[Records]
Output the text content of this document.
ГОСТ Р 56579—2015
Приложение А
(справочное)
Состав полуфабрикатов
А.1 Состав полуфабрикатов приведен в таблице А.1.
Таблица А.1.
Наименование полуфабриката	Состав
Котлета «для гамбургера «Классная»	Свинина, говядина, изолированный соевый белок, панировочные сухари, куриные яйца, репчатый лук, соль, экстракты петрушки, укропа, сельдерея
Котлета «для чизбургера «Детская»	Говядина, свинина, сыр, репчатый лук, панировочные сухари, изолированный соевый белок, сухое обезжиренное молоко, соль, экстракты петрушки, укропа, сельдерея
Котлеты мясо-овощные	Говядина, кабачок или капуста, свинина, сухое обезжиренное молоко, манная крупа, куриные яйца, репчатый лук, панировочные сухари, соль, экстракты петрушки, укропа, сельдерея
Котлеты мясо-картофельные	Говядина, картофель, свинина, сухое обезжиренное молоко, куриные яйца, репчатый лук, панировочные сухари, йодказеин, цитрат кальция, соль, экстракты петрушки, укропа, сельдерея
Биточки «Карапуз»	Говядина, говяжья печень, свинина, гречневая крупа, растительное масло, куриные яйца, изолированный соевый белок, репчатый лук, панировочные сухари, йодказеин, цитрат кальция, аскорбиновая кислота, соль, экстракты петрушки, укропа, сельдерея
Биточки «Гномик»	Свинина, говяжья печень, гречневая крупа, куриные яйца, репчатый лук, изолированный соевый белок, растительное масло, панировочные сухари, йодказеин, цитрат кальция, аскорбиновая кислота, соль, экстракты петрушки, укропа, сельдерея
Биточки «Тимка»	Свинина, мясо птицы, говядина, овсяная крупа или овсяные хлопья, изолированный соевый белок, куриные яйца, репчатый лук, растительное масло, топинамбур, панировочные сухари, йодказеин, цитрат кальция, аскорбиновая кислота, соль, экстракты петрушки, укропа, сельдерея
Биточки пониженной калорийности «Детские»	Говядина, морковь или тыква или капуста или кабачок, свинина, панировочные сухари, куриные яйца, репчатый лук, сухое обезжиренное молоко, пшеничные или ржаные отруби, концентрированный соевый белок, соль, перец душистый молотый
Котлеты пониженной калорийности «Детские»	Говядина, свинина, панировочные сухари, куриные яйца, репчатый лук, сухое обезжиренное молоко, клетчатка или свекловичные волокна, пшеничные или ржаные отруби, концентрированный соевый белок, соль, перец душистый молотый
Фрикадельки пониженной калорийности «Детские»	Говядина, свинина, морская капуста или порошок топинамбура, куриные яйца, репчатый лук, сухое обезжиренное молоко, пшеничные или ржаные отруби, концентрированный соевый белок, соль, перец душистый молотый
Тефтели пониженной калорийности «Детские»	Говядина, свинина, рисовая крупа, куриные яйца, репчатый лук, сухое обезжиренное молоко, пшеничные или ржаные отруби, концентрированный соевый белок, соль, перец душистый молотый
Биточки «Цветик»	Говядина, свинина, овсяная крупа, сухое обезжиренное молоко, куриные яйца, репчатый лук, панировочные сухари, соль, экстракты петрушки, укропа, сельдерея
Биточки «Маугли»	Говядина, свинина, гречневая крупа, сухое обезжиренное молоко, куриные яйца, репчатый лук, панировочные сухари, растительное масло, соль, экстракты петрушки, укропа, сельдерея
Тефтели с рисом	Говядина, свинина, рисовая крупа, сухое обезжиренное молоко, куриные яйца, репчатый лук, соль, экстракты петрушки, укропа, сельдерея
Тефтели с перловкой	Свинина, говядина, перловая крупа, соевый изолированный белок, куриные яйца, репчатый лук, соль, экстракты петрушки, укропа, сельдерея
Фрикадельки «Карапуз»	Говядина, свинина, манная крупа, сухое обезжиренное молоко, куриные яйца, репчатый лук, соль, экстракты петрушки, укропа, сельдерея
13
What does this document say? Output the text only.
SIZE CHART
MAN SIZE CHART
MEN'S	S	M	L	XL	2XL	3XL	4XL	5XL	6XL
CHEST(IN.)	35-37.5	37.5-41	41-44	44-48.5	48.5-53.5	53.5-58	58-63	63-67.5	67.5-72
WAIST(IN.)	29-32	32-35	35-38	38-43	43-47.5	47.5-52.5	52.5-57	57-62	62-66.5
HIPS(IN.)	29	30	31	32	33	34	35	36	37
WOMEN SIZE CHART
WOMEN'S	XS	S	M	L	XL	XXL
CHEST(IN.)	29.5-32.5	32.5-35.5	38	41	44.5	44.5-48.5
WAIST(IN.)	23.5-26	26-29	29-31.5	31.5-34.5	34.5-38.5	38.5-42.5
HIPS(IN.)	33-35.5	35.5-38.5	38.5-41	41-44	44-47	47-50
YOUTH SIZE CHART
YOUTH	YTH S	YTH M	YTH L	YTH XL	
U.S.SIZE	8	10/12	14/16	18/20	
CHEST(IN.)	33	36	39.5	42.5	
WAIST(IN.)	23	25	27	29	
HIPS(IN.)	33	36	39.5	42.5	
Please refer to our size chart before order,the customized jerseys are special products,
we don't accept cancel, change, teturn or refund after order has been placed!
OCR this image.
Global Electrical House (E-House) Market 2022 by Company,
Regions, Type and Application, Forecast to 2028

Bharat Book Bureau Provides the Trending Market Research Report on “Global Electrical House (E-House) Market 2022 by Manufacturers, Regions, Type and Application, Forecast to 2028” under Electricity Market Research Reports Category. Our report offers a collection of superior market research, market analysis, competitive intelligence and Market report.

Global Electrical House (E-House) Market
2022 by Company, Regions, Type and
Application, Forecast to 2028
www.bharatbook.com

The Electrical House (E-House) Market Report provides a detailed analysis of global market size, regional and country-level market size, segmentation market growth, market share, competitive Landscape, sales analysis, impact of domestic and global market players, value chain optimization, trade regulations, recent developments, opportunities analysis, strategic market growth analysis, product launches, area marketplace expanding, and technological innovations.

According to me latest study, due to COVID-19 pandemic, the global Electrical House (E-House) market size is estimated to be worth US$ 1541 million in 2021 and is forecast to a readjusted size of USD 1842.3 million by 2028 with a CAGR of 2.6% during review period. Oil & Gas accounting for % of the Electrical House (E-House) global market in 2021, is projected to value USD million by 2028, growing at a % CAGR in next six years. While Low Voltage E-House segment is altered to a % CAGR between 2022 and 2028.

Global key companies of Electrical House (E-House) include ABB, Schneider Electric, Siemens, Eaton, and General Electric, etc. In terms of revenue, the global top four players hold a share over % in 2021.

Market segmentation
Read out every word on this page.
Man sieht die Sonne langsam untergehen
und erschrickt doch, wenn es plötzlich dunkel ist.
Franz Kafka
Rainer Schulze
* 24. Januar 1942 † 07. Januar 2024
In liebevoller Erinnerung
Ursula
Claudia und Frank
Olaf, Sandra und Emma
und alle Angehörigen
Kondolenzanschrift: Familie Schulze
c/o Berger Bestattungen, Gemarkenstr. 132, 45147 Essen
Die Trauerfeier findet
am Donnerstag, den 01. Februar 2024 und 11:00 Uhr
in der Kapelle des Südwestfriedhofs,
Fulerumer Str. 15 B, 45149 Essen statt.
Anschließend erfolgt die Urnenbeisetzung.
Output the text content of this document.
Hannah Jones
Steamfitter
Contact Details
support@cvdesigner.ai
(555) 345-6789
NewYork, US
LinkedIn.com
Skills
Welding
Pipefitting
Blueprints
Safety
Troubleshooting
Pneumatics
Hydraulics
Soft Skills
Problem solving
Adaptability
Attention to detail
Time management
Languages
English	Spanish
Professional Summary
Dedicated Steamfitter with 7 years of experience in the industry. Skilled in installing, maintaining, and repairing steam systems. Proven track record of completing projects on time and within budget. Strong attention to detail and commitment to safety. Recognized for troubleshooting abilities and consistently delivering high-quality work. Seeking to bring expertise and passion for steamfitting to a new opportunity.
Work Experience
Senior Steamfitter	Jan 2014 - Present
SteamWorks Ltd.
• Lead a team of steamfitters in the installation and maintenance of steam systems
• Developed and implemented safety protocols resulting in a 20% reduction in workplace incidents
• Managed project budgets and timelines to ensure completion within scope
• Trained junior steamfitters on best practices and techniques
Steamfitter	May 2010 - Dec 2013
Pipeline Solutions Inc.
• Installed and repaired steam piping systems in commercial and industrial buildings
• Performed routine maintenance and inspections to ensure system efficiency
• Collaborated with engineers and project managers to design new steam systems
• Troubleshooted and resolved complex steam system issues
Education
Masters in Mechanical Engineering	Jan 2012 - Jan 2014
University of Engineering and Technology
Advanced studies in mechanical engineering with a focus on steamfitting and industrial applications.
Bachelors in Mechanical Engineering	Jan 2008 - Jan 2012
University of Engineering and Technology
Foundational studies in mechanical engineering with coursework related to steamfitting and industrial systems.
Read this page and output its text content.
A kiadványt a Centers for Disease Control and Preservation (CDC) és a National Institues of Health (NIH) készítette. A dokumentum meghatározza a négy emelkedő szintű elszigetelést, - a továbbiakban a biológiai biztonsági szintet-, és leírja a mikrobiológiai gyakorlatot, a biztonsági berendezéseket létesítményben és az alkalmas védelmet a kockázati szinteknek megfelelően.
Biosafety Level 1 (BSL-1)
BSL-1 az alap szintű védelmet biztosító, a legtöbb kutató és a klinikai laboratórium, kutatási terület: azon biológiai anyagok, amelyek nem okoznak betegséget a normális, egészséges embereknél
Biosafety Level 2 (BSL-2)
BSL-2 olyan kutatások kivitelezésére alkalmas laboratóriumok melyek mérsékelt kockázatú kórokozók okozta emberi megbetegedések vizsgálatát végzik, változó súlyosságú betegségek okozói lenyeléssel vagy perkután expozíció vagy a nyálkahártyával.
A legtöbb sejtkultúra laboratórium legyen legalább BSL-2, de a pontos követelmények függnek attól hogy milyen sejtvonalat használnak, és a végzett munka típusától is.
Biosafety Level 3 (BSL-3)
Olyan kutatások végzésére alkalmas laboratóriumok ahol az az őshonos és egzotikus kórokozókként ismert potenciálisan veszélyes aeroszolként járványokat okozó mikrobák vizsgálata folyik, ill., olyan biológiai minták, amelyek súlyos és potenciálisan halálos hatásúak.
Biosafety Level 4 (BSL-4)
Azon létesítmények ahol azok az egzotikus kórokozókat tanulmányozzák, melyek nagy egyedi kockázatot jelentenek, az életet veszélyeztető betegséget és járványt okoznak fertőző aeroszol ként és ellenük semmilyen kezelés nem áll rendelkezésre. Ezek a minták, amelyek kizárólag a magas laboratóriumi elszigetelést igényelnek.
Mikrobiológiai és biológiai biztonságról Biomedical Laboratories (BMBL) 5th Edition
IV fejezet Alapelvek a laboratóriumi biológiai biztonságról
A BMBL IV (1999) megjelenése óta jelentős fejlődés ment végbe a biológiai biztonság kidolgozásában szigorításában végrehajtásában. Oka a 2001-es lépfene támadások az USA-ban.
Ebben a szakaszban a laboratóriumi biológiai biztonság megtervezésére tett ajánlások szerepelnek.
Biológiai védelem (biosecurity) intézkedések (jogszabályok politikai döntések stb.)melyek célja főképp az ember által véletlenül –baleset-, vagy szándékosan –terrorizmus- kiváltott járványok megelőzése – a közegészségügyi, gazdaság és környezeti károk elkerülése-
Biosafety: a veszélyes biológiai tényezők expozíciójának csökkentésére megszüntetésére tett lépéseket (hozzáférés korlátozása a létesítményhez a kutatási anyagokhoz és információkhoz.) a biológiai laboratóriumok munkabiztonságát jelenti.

- What to do -
Find the number of lines in which the word "Schulze" occurs, and write nothing but that number.

- Final result -
2